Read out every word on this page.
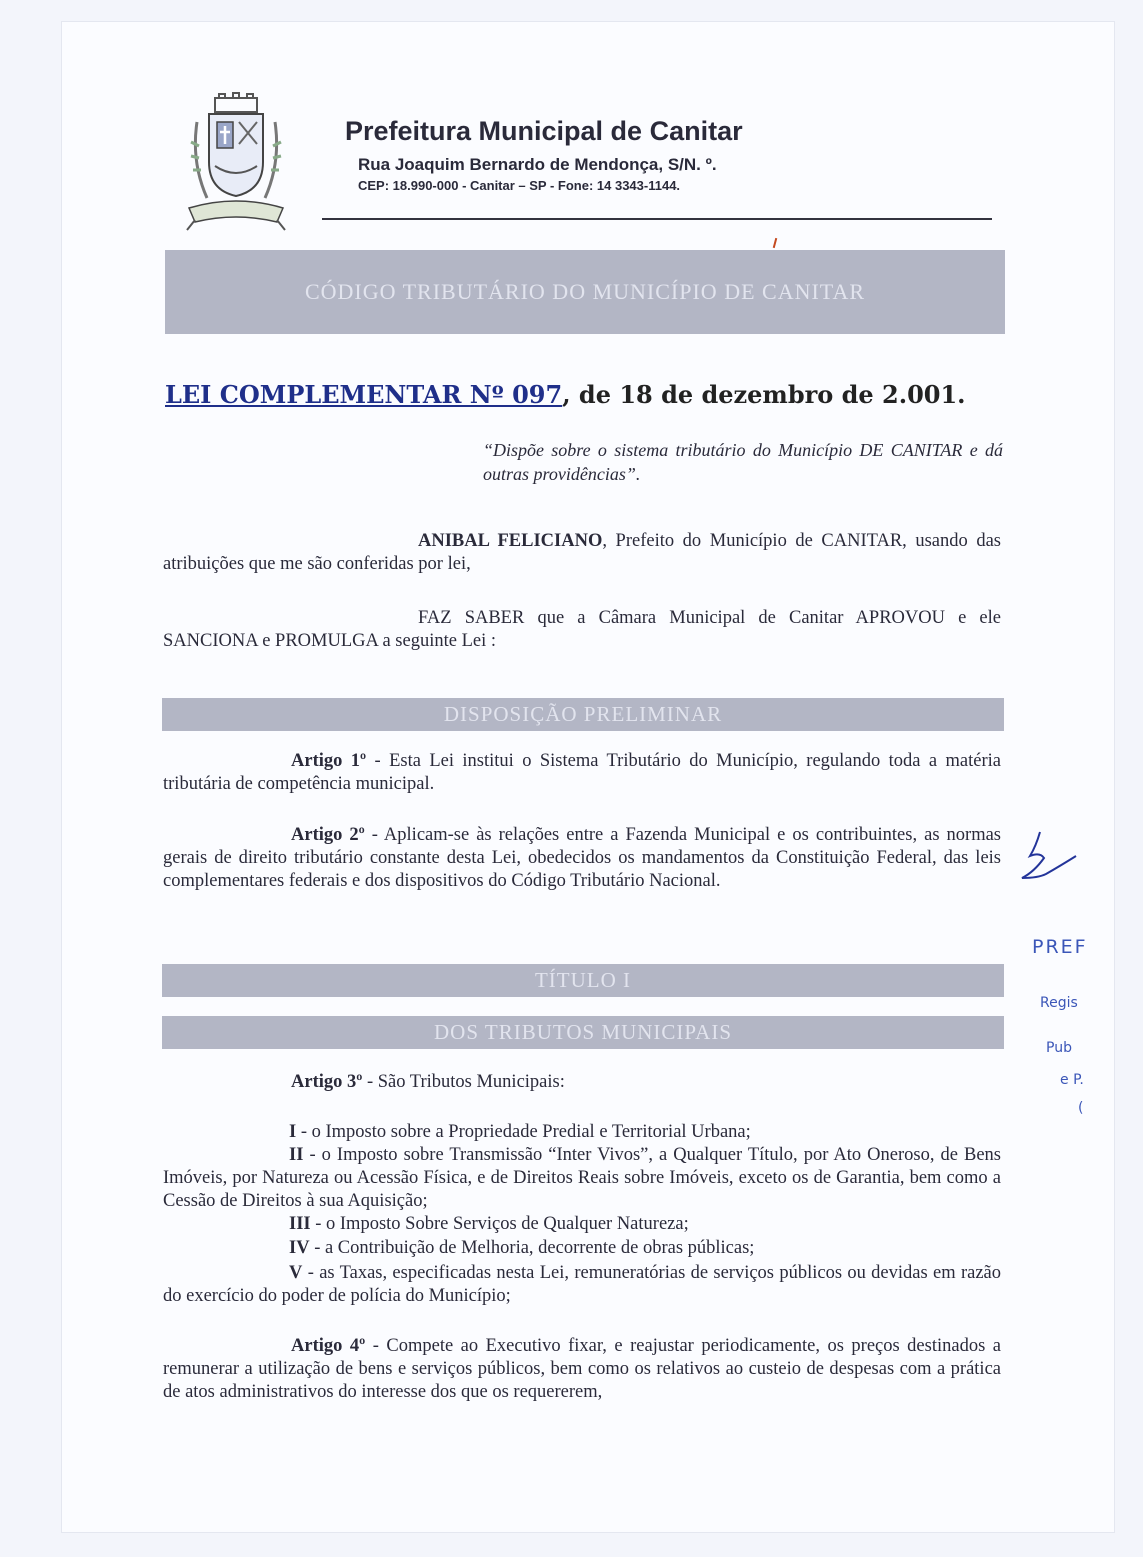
Prefeitura Municipal de Canitar
Rua Joaquim Bernardo de Mendonça, S/N. º.
CEP: 18.990-000 - Canitar – SP - Fone: 14 3343-1144.
CÓDIGO TRIBUTÁRIO DO MUNICÍPIO DE CANITAR
LEI COMPLEMENTAR Nº 097, de 18 de dezembro de 2.001.
“Dispõe sobre o sistema tributário do Município DE CANITAR e dá outras providências”.
ANIBAL FELICIANO, Prefeito do Município de CANITAR, usando das atribuições que me são conferidas por lei,
FAZ SABER que a Câmara Municipal de Canitar APROVOU e ele SANCIONA e PROMULGA a seguinte Lei :
DISPOSIÇÃO PRELIMINAR
Artigo 1º - Esta Lei institui o Sistema Tributário do Município, regulando toda a matéria tributária de competência municipal.
Artigo 2º - Aplicam-se às relações entre a Fazenda Municipal e os contribuintes, as normas gerais de direito tributário constante desta Lei, obedecidos os mandamentos da Constituição Federal, das leis complementares federais e dos dispositivos do Código Tributário Nacional.
TÍTULO I
DOS TRIBUTOS MUNICIPAIS
Artigo 3º - São Tributos Municipais:
I - o Imposto sobre a Propriedade Predial e Territorial Urbana;
II - o Imposto sobre Transmissão “Inter Vivos”, a Qualquer Título, por Ato Oneroso, de Bens Imóveis, por Natureza ou Acessão Física, e de Direitos Reais sobre Imóveis, exceto os de Garantia, bem como a Cessão de Direitos à sua Aquisição;
III - o Imposto Sobre Serviços de Qualquer Natureza;
IV - a Contribuição de Melhoria, decorrente de obras públicas;
V - as Taxas, especificadas nesta Lei, remuneratórias de serviços públicos ou devidas em razão do exercício do poder de polícia do Município;
Artigo 4º - Compete ao Executivo fixar, e reajustar periodicamente, os preços destinados a remunerar a utilização de bens e serviços públicos, bem como os relativos ao custeio de despesas com a prática de atos administrativos do interesse dos que os requererem,
PREF
Regis
Pub
e P.
(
+===+
Reproduce every line of the material precisely, omitting its pictures.

▶ Answer:
Read out every word on this page.
Prefeitura Municipal de Canitar
Rua Joaquim Bernardo de Mendonça, S/N. º.
CEP: 18.990-000 - Canitar – SP - Fone: 14 3343-1144.
CÓDIGO TRIBUTÁRIO DO MUNICÍPIO DE CANITAR
LEI COMPLEMENTAR Nº 097, de 18 de dezembro de 2.001.
“Dispõe sobre o sistema tributário do Município DE CANITAR e dá outras providências”.
ANIBAL FELICIANO, Prefeito do Município de CANITAR, usando das atribuições que me são conferidas por lei,
FAZ SABER que a Câmara Municipal de Canitar APROVOU e ele SANCIONA e PROMULGA a seguinte Lei :
DISPOSIÇÃO PRELIMINAR
Artigo 1º - Esta Lei institui o Sistema Tributário do Município, regulando toda a matéria tributária de competência municipal.
Artigo 2º - Aplicam-se às relações entre a Fazenda Municipal e os contribuintes, as normas gerais de direito tributário constante desta Lei, obedecidos os mandamentos da Constituição Federal, das leis complementares federais e dos dispositivos do Código Tributário Nacional.
TÍTULO I
DOS TRIBUTOS MUNICIPAIS
Artigo 3º - São Tributos Municipais:
I - o Imposto sobre a Propriedade Predial e Territorial Urbana;
II - o Imposto sobre Transmissão “Inter Vivos”, a Qualquer Título, por Ato Oneroso, de Bens Imóveis, por Natureza ou Acessão Física, e de Direitos Reais sobre Imóveis, exceto os de Garantia, bem como a Cessão de Direitos à sua Aquisição;
III - o Imposto Sobre Serviços de Qualquer Natureza;
IV - a Contribuição de Melhoria, decorrente de obras públicas;
V - as Taxas, especificadas nesta Lei, remuneratórias de serviços públicos ou devidas em razão do exercício do poder de polícia do Município;
Artigo 4º - Compete ao Executivo fixar, e reajustar periodicamente, os preços destinados a remunerar a utilização de bens e serviços públicos, bem como os relativos ao custeio de despesas com a prática de atos administrativos do interesse dos que os requererem,
PREF
Regis
Pub
e P.
(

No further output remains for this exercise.